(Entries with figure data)
+--

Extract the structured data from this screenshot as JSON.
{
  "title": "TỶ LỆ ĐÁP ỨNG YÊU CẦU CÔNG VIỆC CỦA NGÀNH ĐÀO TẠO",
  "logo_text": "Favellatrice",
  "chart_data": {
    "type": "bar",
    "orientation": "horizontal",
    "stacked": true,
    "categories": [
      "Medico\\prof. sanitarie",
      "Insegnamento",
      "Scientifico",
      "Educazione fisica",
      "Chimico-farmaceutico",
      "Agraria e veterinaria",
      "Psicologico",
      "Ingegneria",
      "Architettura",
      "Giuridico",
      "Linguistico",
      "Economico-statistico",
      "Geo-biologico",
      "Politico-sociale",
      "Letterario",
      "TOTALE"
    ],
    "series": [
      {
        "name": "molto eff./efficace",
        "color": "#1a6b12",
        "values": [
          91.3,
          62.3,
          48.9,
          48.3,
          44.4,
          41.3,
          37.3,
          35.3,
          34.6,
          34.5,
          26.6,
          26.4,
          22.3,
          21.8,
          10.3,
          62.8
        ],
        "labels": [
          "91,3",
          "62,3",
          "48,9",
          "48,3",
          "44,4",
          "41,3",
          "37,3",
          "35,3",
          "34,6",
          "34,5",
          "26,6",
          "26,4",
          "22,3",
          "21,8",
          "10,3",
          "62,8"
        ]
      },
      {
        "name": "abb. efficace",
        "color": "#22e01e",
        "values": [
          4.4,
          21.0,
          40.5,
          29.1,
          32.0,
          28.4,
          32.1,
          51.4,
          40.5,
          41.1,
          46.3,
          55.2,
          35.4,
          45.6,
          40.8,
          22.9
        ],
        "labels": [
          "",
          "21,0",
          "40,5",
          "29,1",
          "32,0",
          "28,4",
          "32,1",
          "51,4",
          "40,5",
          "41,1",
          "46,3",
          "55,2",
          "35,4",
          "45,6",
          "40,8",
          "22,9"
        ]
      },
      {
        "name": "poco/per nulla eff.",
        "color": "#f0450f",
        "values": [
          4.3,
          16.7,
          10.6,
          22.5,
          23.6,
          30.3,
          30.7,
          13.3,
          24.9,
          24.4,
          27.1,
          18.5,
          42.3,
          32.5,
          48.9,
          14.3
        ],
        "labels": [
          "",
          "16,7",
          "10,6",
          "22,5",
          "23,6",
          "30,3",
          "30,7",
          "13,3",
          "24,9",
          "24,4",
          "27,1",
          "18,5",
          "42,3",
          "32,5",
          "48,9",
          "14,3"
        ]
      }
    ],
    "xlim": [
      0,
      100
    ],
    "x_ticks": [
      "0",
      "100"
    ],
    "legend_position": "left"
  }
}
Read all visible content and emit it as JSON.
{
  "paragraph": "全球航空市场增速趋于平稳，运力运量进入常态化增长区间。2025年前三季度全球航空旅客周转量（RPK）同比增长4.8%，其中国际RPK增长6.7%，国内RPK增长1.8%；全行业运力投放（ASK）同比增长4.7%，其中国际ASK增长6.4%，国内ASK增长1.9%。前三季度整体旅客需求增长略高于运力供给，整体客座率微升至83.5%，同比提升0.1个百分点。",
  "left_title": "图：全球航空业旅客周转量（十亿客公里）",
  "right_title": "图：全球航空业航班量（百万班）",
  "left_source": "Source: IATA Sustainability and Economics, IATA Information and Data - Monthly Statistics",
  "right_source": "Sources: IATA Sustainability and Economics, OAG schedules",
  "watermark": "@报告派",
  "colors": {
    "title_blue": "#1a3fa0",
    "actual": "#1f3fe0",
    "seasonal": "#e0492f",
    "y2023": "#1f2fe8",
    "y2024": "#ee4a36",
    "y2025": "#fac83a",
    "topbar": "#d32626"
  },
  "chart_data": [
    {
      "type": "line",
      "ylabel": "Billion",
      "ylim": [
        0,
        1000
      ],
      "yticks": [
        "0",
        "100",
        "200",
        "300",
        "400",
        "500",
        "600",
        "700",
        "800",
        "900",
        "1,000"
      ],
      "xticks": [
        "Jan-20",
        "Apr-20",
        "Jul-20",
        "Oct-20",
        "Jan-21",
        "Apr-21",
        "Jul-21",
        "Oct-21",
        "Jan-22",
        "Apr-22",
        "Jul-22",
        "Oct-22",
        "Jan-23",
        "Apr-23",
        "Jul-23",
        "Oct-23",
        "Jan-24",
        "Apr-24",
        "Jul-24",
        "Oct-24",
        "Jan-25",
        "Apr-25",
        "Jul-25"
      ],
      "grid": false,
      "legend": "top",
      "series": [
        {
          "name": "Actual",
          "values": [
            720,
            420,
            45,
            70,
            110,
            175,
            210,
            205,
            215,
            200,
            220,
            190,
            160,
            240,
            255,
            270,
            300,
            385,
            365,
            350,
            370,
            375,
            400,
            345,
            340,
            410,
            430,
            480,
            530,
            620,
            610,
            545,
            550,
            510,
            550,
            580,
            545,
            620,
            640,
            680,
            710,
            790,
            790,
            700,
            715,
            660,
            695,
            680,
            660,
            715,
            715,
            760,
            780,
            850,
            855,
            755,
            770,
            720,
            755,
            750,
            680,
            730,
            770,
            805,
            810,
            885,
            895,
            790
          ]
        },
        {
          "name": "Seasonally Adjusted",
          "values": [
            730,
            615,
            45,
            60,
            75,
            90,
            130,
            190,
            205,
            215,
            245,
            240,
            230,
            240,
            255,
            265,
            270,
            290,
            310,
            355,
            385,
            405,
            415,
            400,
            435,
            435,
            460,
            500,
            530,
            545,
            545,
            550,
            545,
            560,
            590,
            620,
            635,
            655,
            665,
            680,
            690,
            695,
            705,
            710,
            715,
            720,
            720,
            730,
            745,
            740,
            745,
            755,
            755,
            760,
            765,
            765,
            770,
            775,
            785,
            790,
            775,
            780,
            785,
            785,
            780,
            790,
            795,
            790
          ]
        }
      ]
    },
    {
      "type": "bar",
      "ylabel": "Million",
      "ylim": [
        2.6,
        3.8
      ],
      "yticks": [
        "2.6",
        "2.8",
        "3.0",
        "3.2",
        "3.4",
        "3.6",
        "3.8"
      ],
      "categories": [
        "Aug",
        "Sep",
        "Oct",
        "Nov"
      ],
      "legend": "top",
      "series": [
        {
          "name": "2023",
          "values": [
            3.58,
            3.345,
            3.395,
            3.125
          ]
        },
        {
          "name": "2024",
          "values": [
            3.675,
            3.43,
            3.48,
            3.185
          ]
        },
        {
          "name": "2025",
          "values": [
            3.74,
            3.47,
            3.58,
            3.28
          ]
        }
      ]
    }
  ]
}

+--

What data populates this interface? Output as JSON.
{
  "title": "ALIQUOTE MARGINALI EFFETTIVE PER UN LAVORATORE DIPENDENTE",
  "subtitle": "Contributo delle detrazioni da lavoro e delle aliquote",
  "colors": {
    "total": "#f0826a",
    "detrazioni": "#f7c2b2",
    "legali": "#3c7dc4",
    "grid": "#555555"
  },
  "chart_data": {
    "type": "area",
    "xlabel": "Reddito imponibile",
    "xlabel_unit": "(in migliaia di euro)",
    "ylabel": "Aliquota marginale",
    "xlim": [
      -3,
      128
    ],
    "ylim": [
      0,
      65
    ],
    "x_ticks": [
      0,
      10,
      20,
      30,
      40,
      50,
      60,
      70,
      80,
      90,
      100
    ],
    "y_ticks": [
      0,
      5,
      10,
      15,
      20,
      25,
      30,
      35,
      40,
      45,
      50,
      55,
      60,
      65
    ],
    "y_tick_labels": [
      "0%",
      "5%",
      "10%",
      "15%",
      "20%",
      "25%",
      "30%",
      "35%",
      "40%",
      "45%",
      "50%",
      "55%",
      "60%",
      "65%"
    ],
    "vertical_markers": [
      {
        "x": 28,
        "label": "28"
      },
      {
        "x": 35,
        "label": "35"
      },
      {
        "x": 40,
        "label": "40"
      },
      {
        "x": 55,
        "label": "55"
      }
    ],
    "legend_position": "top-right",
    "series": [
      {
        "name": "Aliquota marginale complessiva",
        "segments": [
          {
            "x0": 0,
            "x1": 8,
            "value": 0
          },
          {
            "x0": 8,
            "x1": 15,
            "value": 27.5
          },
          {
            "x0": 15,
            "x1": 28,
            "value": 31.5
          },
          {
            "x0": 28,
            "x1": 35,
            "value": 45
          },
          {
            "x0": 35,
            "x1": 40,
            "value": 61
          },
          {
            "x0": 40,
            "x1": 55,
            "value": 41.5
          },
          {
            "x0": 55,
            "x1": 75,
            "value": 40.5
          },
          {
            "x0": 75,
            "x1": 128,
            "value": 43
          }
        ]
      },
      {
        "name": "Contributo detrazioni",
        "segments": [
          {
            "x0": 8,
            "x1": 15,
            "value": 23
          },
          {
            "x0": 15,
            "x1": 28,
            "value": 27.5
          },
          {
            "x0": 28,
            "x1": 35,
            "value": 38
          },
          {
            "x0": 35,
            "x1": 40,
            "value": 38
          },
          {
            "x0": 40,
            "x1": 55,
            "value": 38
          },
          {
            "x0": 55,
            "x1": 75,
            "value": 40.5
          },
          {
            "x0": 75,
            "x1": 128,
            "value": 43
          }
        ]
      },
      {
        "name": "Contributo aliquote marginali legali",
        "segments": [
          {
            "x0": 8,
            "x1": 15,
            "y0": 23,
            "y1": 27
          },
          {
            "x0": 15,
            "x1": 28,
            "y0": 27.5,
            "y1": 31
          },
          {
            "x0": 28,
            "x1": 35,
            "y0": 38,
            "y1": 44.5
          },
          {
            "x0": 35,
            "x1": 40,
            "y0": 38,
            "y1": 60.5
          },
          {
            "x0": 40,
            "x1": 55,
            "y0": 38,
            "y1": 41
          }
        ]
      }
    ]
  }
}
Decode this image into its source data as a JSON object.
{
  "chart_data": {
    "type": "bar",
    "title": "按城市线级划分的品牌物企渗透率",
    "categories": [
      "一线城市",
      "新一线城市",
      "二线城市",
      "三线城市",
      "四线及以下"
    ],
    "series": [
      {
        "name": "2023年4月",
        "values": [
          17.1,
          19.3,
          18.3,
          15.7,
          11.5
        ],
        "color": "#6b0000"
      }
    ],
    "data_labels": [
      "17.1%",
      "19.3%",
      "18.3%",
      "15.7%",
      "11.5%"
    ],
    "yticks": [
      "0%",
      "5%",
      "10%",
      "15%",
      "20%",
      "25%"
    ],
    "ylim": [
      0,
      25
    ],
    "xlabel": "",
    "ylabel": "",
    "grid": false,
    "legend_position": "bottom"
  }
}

+--

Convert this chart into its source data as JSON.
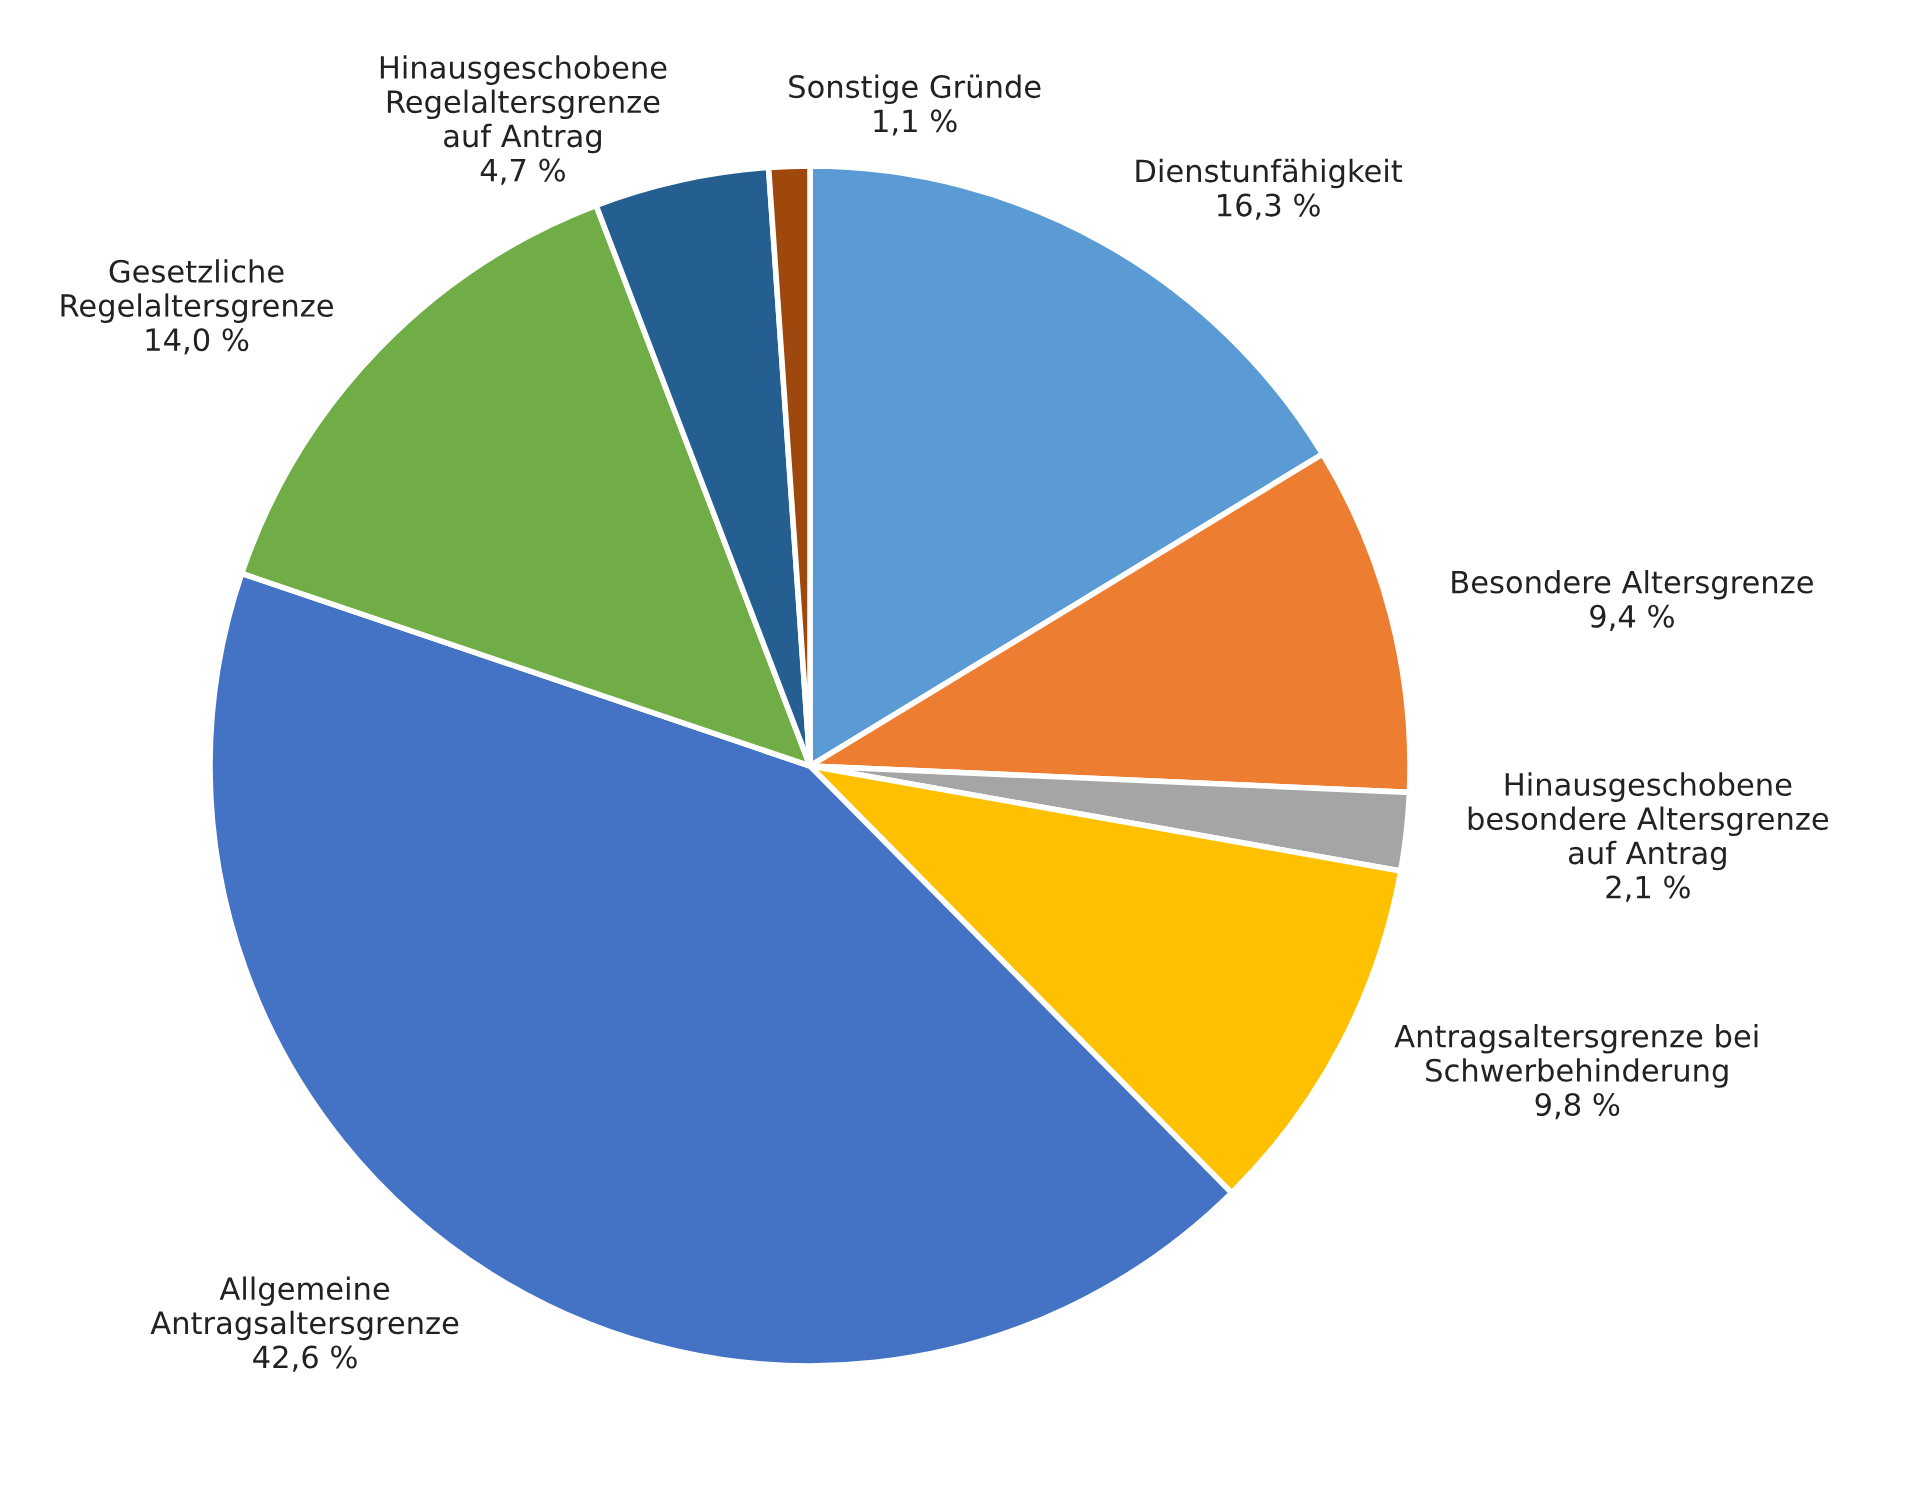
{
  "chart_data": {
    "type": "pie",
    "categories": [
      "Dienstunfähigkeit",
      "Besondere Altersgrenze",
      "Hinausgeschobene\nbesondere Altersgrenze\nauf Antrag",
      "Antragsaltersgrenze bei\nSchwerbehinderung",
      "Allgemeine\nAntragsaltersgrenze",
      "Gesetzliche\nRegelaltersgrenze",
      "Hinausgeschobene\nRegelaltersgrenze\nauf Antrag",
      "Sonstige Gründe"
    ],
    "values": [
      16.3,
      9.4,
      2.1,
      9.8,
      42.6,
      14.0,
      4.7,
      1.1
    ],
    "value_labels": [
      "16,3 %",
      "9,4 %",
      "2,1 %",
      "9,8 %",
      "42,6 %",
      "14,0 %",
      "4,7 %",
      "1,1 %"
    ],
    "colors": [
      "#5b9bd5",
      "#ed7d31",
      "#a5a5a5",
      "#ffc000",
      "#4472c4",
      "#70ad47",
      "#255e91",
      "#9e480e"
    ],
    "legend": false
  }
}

+--

**THE PROBLEM**
Return each line that includes "type".

**EXERCISE SOLUTION**
    "type": "bar",
      "type": "line",
      "type": "bar",
    "type": "area",
    "type": "bar",
    "type": "pie",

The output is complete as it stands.